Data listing
********

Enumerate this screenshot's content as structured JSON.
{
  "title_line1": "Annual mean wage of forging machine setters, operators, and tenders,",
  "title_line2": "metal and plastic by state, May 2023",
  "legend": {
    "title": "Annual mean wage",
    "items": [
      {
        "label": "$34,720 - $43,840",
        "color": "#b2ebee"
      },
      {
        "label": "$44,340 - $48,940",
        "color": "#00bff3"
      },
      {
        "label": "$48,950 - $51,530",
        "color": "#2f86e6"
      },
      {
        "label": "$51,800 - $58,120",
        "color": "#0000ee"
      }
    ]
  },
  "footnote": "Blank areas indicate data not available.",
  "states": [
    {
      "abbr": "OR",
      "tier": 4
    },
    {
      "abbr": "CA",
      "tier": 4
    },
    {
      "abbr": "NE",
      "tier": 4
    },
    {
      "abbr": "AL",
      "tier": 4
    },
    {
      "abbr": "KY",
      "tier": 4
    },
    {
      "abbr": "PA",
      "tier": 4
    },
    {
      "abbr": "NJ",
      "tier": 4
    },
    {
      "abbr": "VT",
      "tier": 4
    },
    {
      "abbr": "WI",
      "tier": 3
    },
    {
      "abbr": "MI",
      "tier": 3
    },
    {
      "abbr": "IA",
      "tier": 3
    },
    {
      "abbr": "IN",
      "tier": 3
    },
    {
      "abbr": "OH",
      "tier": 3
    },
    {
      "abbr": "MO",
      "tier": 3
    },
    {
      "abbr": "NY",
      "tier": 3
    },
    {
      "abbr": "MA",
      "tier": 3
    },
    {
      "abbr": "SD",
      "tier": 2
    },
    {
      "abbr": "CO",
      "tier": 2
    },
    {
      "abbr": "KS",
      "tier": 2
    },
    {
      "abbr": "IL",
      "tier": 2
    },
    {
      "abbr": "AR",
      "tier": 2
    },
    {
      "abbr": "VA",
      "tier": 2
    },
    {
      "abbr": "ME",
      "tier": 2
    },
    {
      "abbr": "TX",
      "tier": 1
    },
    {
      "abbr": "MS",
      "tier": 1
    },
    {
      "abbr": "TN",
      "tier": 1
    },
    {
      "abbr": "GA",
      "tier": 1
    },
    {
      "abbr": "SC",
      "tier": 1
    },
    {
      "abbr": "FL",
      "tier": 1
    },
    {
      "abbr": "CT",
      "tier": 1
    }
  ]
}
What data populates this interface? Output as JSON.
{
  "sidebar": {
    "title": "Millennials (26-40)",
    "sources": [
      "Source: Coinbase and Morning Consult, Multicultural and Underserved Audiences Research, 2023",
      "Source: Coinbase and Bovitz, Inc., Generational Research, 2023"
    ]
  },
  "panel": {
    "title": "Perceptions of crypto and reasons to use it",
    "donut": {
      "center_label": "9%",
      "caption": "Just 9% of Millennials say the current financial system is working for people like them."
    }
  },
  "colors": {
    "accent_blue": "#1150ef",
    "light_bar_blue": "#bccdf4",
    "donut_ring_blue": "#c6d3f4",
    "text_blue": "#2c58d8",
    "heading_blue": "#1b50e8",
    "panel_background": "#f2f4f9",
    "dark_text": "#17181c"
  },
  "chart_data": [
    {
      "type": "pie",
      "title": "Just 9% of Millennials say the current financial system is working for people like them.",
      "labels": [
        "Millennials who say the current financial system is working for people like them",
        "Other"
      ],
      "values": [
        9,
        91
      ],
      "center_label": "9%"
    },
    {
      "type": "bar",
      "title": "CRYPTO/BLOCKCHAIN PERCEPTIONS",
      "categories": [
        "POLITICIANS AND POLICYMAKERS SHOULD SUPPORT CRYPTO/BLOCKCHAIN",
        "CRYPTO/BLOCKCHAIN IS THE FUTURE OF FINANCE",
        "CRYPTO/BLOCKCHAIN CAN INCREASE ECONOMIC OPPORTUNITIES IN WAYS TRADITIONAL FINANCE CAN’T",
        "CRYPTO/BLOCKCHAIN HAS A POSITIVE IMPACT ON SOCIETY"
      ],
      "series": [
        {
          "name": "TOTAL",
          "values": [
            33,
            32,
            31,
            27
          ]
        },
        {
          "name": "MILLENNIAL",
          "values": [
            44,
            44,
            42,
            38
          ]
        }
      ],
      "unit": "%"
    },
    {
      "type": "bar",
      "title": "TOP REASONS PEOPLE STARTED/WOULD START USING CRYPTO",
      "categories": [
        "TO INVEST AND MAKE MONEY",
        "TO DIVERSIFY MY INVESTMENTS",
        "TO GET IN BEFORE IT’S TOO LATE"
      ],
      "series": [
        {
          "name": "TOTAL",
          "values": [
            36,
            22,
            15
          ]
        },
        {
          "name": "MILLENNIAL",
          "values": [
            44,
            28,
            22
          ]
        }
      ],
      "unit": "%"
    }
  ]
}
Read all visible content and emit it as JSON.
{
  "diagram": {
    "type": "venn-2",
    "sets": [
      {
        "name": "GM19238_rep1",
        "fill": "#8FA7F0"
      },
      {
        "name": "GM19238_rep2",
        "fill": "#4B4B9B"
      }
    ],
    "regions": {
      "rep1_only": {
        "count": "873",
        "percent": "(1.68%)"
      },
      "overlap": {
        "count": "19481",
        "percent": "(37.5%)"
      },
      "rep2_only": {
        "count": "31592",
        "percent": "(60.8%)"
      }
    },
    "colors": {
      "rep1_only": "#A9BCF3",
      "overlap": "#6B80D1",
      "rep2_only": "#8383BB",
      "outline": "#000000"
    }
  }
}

********

**Work required:**
The answer consists only of the lines from the one containing "Read all visible content and emit it as JSON." to the end of the records, each written out exactly.

**Reply:**
Read all visible content and emit it as JSON.
{
  "diagram": {
    "type": "venn-2",
    "sets": [
      {
        "name": "GM19238_rep1",
        "fill": "#8FA7F0"
      },
      {
        "name": "GM19238_rep2",
        "fill": "#4B4B9B"
      }
    ],
    "regions": {
      "rep1_only": {
        "count": "873",
        "percent": "(1.68%)"
      },
      "overlap": {
        "count": "19481",
        "percent": "(37.5%)"
      },
      "rep2_only": {
        "count": "31592",
        "percent": "(60.8%)"
      }
    },
    "colors": {
      "rep1_only": "#A9BCF3",
      "overlap": "#6B80D1",
      "rep2_only": "#8383BB",
      "outline": "#000000"
    }
  }
}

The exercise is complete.